**STATED PROBLEM**
The entries below should be given again exactly, minus their pictures.

__________

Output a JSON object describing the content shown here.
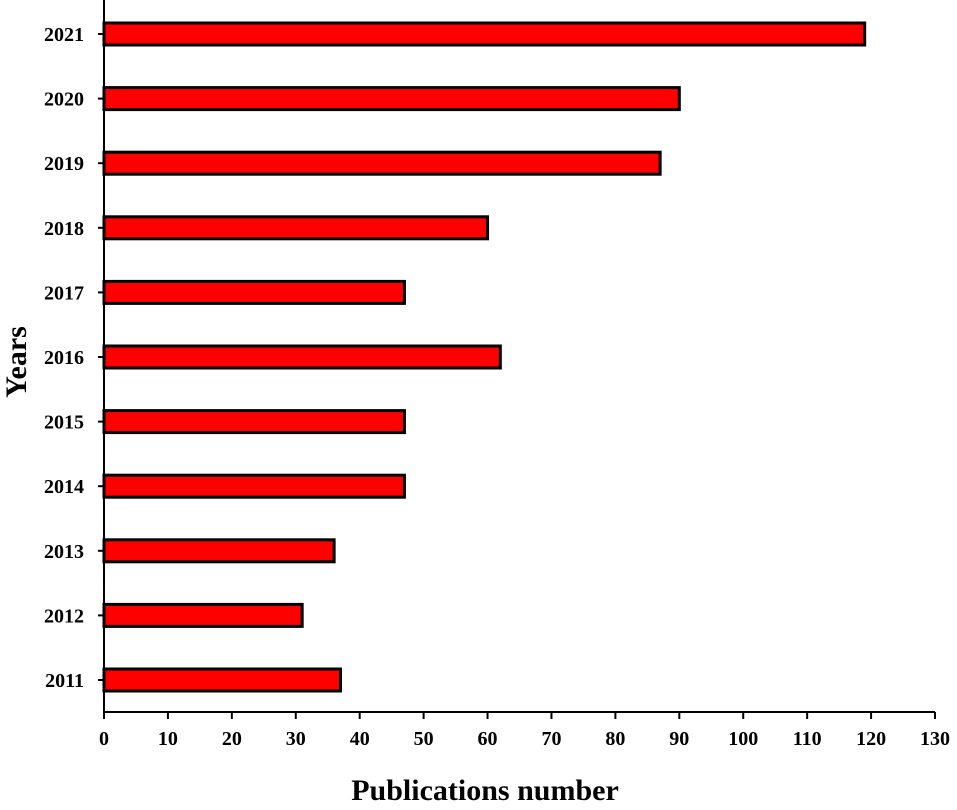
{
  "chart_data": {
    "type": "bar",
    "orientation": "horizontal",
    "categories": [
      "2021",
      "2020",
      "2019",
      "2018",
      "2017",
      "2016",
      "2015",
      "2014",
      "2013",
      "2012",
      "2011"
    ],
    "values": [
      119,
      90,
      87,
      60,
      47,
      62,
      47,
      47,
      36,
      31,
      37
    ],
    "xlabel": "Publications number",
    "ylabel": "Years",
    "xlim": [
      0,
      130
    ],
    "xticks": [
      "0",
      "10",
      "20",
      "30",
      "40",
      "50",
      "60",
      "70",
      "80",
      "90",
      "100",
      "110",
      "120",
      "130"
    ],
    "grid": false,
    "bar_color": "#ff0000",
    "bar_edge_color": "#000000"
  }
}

__________

**TASK RESPONSE**
Output a JSON object describing the content shown here.
{
  "chart_data": {
    "type": "bar",
    "orientation": "horizontal",
    "categories": [
      "2021",
      "2020",
      "2019",
      "2018",
      "2017",
      "2016",
      "2015",
      "2014",
      "2013",
      "2012",
      "2011"
    ],
    "values": [
      119,
      90,
      87,
      60,
      47,
      62,
      47,
      47,
      36,
      31,
      37
    ],
    "xlabel": "Publications number",
    "ylabel": "Years",
    "xlim": [
      0,
      130
    ],
    "xticks": [
      "0",
      "10",
      "20",
      "30",
      "40",
      "50",
      "60",
      "70",
      "80",
      "90",
      "100",
      "110",
      "120",
      "130"
    ],
    "grid": false,
    "bar_color": "#ff0000",
    "bar_edge_color": "#000000"
  }
}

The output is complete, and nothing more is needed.